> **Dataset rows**
■ ■ ■ ■ ■ ■ ■

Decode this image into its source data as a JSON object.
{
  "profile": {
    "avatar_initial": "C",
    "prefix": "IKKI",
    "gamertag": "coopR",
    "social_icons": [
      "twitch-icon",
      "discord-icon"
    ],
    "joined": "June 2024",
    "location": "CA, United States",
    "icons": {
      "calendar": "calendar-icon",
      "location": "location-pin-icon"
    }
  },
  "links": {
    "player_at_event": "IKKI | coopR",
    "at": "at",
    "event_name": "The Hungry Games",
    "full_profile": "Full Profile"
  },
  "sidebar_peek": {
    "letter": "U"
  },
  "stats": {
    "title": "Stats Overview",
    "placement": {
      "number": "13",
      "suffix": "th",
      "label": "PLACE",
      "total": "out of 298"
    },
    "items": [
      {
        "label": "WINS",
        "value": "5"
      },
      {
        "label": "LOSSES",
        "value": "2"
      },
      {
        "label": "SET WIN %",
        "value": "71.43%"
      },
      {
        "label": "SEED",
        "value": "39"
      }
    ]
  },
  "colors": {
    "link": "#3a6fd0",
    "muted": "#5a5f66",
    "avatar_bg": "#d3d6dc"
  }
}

■ ■ ■ ■ ■ ■ ■

> **TASK REQUIREMENTS**
In the lines above, locate the string "label". Copy every line where it occurs.

> **FINISHED EXERCISE**
      "label": "PLACE",
        "label": "WINS",
        "label": "LOSSES",
        "label": "SET WIN %",
        "label": "SEED",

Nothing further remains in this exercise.